DATA SHOWN

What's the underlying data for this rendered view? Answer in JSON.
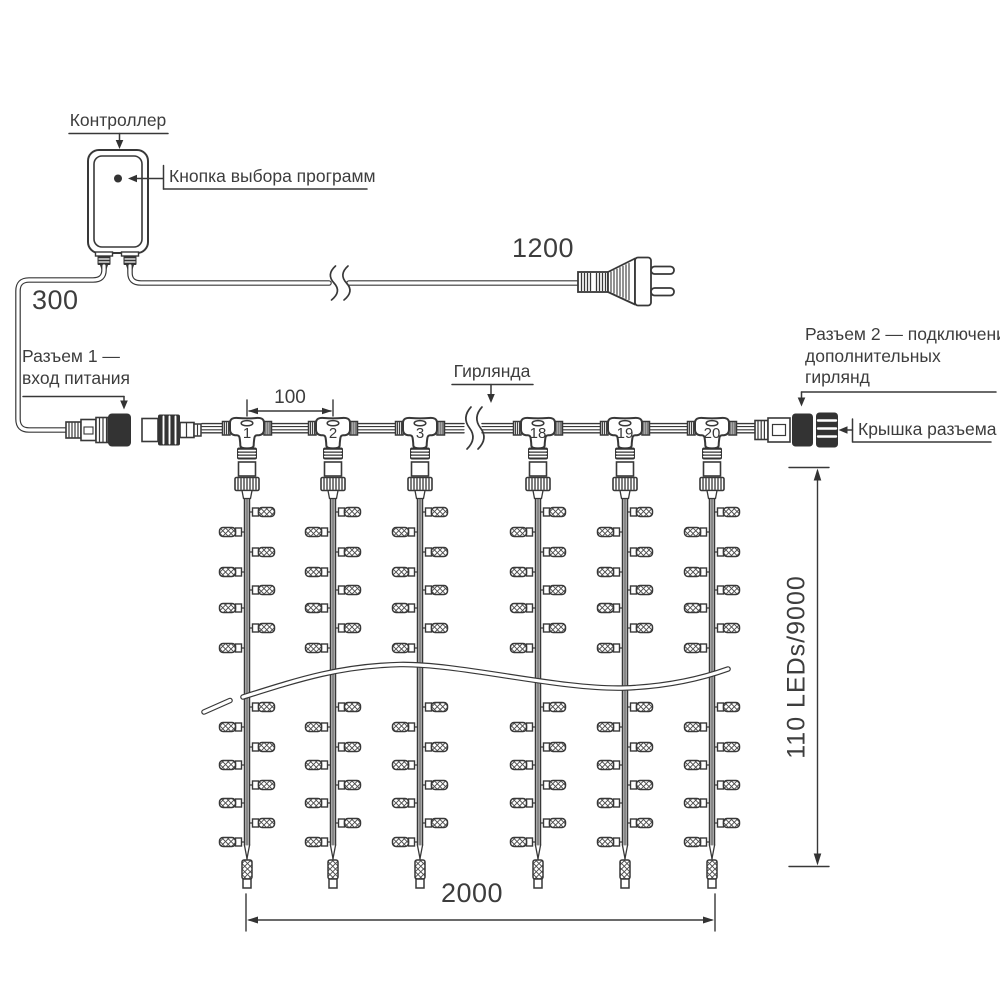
{
  "diagram": {
    "controller_label": "Контроллер",
    "program_button_label": "Кнопка выбора программ",
    "garland_label": "Гирлянда",
    "connector1_label_line1": "Разъем 1 —",
    "connector1_label_line2": "вход питания",
    "connector2_label_line1": "Разъем 2 — подключение",
    "connector2_label_line2": "дополнительных",
    "connector2_label_line3": "гирлянд",
    "cap_label": "Крышка разъема",
    "dim_lead_in": "300",
    "dim_power_cord": "1200",
    "dim_drop_spacing": "100",
    "dim_curtain_width": "2000",
    "dim_curtain_height": "110 LEDs/9000",
    "junction_labels": [
      "1",
      "2",
      "3",
      "18",
      "19",
      "20"
    ]
  },
  "geometry": {
    "junction_x": [
      247,
      333,
      420,
      538,
      625,
      712
    ],
    "led_row_y": [
      512,
      532,
      552,
      572,
      590,
      608,
      628,
      648,
      707,
      727,
      747,
      765,
      785,
      803,
      823,
      842
    ],
    "first_led_side": "right",
    "cable_segments": [
      [
        202,
        223
      ],
      [
        271,
        309
      ],
      [
        357,
        396
      ],
      [
        444,
        464
      ],
      [
        482,
        514
      ],
      [
        562,
        601
      ],
      [
        649,
        688
      ],
      [
        736,
        755
      ]
    ]
  },
  "colors": {
    "line": "#383838",
    "dark_fill": "#333333",
    "text": "#3d3d3d",
    "background": "#ffffff"
  }
}
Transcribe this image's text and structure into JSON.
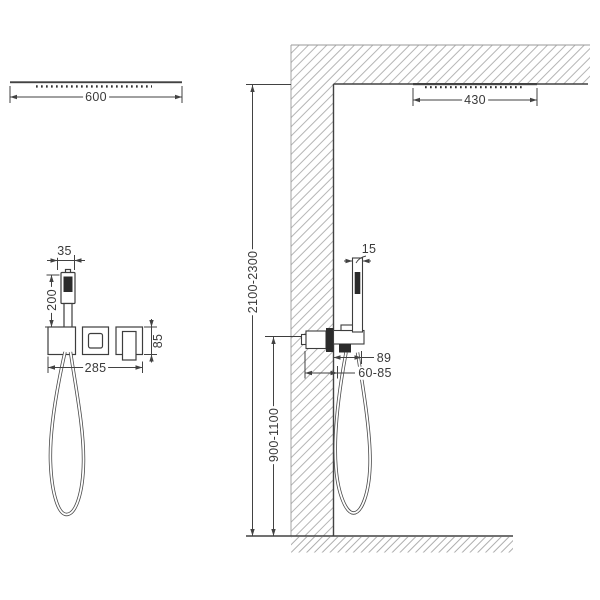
{
  "diagram": {
    "title": "Concealed shower system installation drawing",
    "views": {
      "left": "overhead shower head and mixer trim — front view",
      "right": "wall section with ceiling shower, mixer and hand shower — side view"
    },
    "line_color": "#424242",
    "hatch_color": "#a3a3a3"
  },
  "dimensions": {
    "overhead_shower_width": "600",
    "ceiling_shower_width": "430",
    "handshower_width": "35",
    "handshower_length": "200",
    "mixer_trim_width": "285",
    "mixer_trim_height": "85",
    "handshower_depth": "15",
    "wall_offset": "89",
    "embed_depth_range": "60-85",
    "ceiling_height_range": "2100-2300",
    "mixer_height_range": "900-1100"
  }
}
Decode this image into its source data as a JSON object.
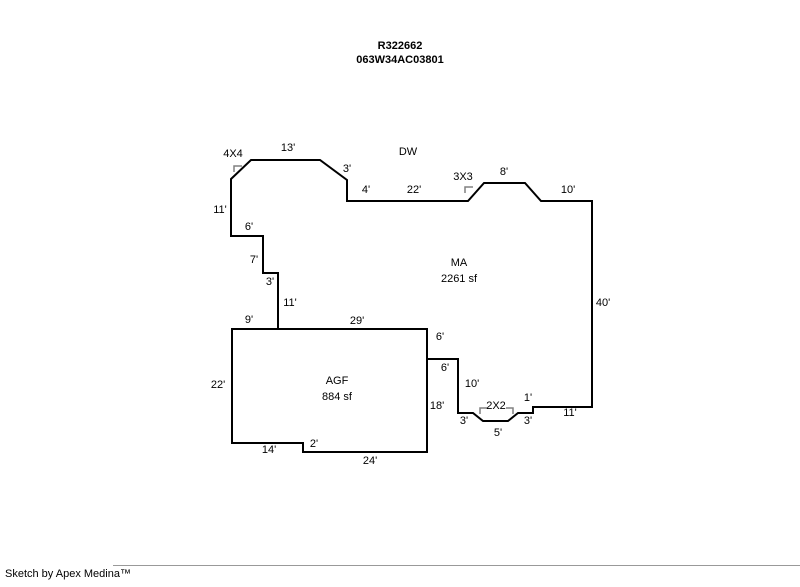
{
  "page": {
    "title_line1": "R322662",
    "title_line2": "063W34AC03801",
    "footer": "Sketch by Apex Medina™"
  },
  "colors": {
    "outline": "#000000",
    "corner_mark": "#808080",
    "text": "#000000",
    "footer_line": "#999999"
  },
  "sketch": {
    "areas": [
      {
        "id": "ma",
        "label": "MA",
        "area_label": "2261 sf",
        "label_x": 459,
        "label_y": 263,
        "points": "231,179 251,160 320,160 347,180 347,201 468,201 484,183 525,183 541,201 592,201 592,407 533,407 533,413 518,413 508,421 483,421 473,413 458,413 458,359 427,359 427,329 278,329 278,273 263,273 263,236 231,236"
      },
      {
        "id": "agf",
        "label": "AGF",
        "area_label": "884 sf",
        "label_x": 337,
        "label_y": 381,
        "points": "232,329 427,329 427,452 303,452 303,443 232,443"
      }
    ],
    "dimension_labels": [
      {
        "text": "4X4",
        "x": 233,
        "y": 154
      },
      {
        "text": "13'",
        "x": 288,
        "y": 148
      },
      {
        "text": "3'",
        "x": 347,
        "y": 169
      },
      {
        "text": "DW",
        "x": 408,
        "y": 152
      },
      {
        "text": "4'",
        "x": 366,
        "y": 190
      },
      {
        "text": "22'",
        "x": 414,
        "y": 190
      },
      {
        "text": "3X3",
        "x": 463,
        "y": 177
      },
      {
        "text": "8'",
        "x": 504,
        "y": 172
      },
      {
        "text": "10'",
        "x": 568,
        "y": 190
      },
      {
        "text": "11'",
        "x": 220,
        "y": 210
      },
      {
        "text": "6'",
        "x": 249,
        "y": 227
      },
      {
        "text": "7'",
        "x": 254,
        "y": 260
      },
      {
        "text": "3'",
        "x": 270,
        "y": 282
      },
      {
        "text": "11'",
        "x": 290,
        "y": 303
      },
      {
        "text": "9'",
        "x": 249,
        "y": 320
      },
      {
        "text": "29'",
        "x": 357,
        "y": 321
      },
      {
        "text": "40'",
        "x": 603,
        "y": 303
      },
      {
        "text": "6'",
        "x": 440,
        "y": 337
      },
      {
        "text": "6'",
        "x": 445,
        "y": 368
      },
      {
        "text": "10'",
        "x": 472,
        "y": 384
      },
      {
        "text": "22'",
        "x": 218,
        "y": 385
      },
      {
        "text": "18'",
        "x": 437,
        "y": 406
      },
      {
        "text": "3'",
        "x": 464,
        "y": 421
      },
      {
        "text": "2X2",
        "x": 496,
        "y": 406
      },
      {
        "text": "5'",
        "x": 498,
        "y": 433
      },
      {
        "text": "3'",
        "x": 528,
        "y": 421
      },
      {
        "text": "1'",
        "x": 528,
        "y": 398
      },
      {
        "text": "11'",
        "x": 570,
        "y": 413
      },
      {
        "text": "14'",
        "x": 269,
        "y": 450
      },
      {
        "text": "2'",
        "x": 314,
        "y": 444
      },
      {
        "text": "24'",
        "x": 370,
        "y": 461
      }
    ],
    "corner_marks": [
      {
        "id": "mark-4x4",
        "points": "234,172 234,166 242,166"
      },
      {
        "id": "mark-3x3",
        "points": "465,193 465,187 473,187"
      },
      {
        "id": "mark-2x2-left",
        "points": "480,414 480,408 487,408"
      },
      {
        "id": "mark-2x2-right",
        "points": "506,408 513,408 513,414"
      }
    ]
  }
}
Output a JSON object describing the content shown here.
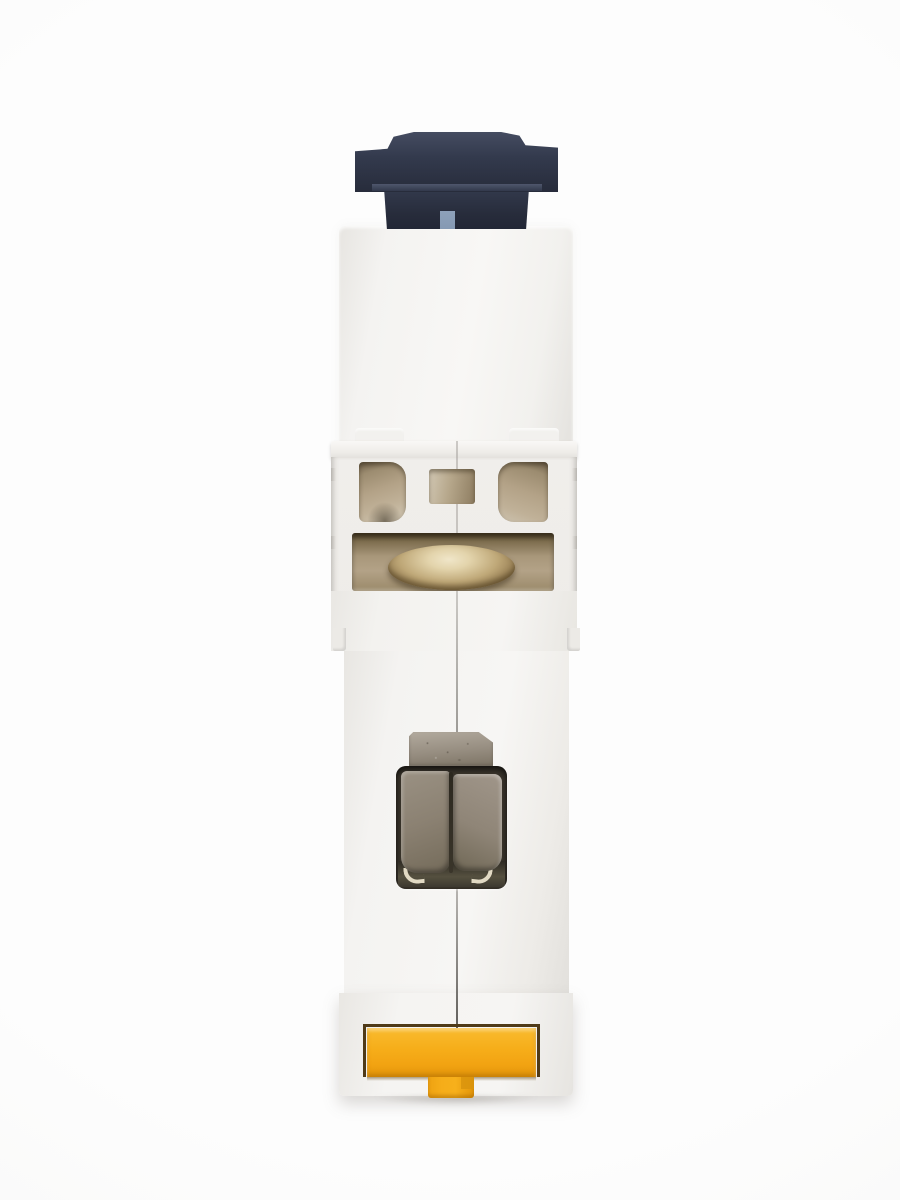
{
  "image": {
    "type": "product-photo",
    "subject": "single-module DIN-rail miniature circuit breaker, rear/side view",
    "orientation": "vertical",
    "visible_text": ""
  },
  "parts": {
    "device": "miniature circuit breaker rear view",
    "toggle": "dark blue-gray toggle switch",
    "toggle_indicator": "light blue indicator square on toggle stem",
    "upper_housing": "white upper housing block",
    "mount_bumps": "raised mounting bumps",
    "ledge": "housing step ledge",
    "vent_left": "left rounded vent opening",
    "vent_center": "center rectangular vent opening",
    "vent_right": "right rounded vent opening",
    "screw_recess": "terminal screw recess",
    "terminal_screw": "brass terminal screw head",
    "housing_seam": "center seam between housing halves",
    "metal_tab": "weathered metal contact tab",
    "terminal_window": "terminal clamp window",
    "clamp_left": "left metal clamp plate",
    "clamp_right": "right metal clamp plate",
    "clamp_hooks": "bright metal spring hooks",
    "din_clip": "yellow DIN-rail release clip",
    "din_clip_stem": "yellow clip pull stem",
    "lower_housing": "white lower housing block",
    "base": "white housing base"
  },
  "colors": {
    "bg": "#fdfdfd",
    "bg_vignette": "#f4f4f2",
    "toggle_top": "#454c61",
    "toggle_face": "#333a4d",
    "toggle_dark": "#272c3b",
    "toggle_ridge": "#535b71",
    "toggle_dot": "#8599b3",
    "opening_tan": "#b3a287",
    "opening_tan_light": "#d3c9b6",
    "brass_light": "#f0e6c9",
    "brass": "#bfa878",
    "brass_dark": "#6e5b3e",
    "clamp": "#8b8172",
    "window_dark": "#3a352c",
    "hook": "#e2dac4",
    "tab_metal_light": "#b2aa9e",
    "tab_metal": "#968d80",
    "tab_metal_dark": "#7b7263",
    "clip_yellow": "#f6ad19",
    "clip_yellow_dark": "#e2950a",
    "clip_frame": "#4f3a18"
  }
}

EXERCISE REQUIREMENTS
Gather each line of the listing that holds the string "plate".

ANSWER TO THE TASK
    "clamp_left": "left metal clamp plate",
    "clamp_right": "right metal clamp plate",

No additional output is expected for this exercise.